Dataset items
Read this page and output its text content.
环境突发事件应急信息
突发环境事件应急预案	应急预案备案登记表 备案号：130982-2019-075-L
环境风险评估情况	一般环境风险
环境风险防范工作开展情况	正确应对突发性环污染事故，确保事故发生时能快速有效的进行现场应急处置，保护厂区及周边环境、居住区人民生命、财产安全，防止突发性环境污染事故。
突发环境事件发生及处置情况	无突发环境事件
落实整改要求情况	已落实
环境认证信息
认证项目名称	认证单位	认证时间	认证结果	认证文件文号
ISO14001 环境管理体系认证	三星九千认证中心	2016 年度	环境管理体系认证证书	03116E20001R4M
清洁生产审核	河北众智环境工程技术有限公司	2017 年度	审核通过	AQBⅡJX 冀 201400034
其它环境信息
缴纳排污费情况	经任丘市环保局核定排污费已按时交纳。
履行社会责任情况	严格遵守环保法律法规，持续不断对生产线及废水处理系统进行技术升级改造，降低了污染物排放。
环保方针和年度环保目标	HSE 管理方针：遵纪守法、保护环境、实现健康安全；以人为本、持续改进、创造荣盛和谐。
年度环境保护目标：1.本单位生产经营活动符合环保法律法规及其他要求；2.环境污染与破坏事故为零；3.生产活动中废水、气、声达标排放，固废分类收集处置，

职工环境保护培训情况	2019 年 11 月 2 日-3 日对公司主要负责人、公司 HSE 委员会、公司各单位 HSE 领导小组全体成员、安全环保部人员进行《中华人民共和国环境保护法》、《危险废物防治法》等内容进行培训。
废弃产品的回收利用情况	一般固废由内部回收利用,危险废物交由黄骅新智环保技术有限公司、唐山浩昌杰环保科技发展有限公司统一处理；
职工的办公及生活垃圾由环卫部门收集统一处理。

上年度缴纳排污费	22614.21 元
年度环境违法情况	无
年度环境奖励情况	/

--- Task to complete ---
Reproduce the entire listing word for word.

--- Output below ---
Read this page and output its text content.
环境突发事件应急信息
突发环境事件应急预案	应急预案备案登记表 备案号：130982-2019-075-L
环境风险评估情况	一般环境风险
环境风险防范工作开展情况	正确应对突发性环污染事故，确保事故发生时能快速有效的进行现场应急处置，保护厂区及周边环境、居住区人民生命、财产安全，防止突发性环境污染事故。
突发环境事件发生及处置情况	无突发环境事件
落实整改要求情况	已落实
环境认证信息
认证项目名称	认证单位	认证时间	认证结果	认证文件文号
ISO14001 环境管理体系认证	三星九千认证中心	2016 年度	环境管理体系认证证书	03116E20001R4M
清洁生产审核	河北众智环境工程技术有限公司	2017 年度	审核通过	AQBⅡJX 冀 201400034
其它环境信息
缴纳排污费情况	经任丘市环保局核定排污费已按时交纳。
履行社会责任情况	严格遵守环保法律法规，持续不断对生产线及废水处理系统进行技术升级改造，降低了污染物排放。
环保方针和年度环保目标	HSE 管理方针：遵纪守法、保护环境、实现健康安全；以人为本、持续改进、创造荣盛和谐。
年度环境保护目标：1.本单位生产经营活动符合环保法律法规及其他要求；2.环境污染与破坏事故为零；3.生产活动中废水、气、声达标排放，固废分类收集处置，

职工环境保护培训情况	2019 年 11 月 2 日-3 日对公司主要负责人、公司 HSE 委员会、公司各单位 HSE 领导小组全体成员、安全环保部人员进行《中华人民共和国环境保护法》、《危险废物防治法》等内容进行培训。
废弃产品的回收利用情况	一般固废由内部回收利用,危险废物交由黄骅新智环保技术有限公司、唐山浩昌杰环保科技发展有限公司统一处理；
职工的办公及生活垃圾由环卫部门收集统一处理。

上年度缴纳排污费	22614.21 元
年度环境违法情况	无
年度环境奖励情况	/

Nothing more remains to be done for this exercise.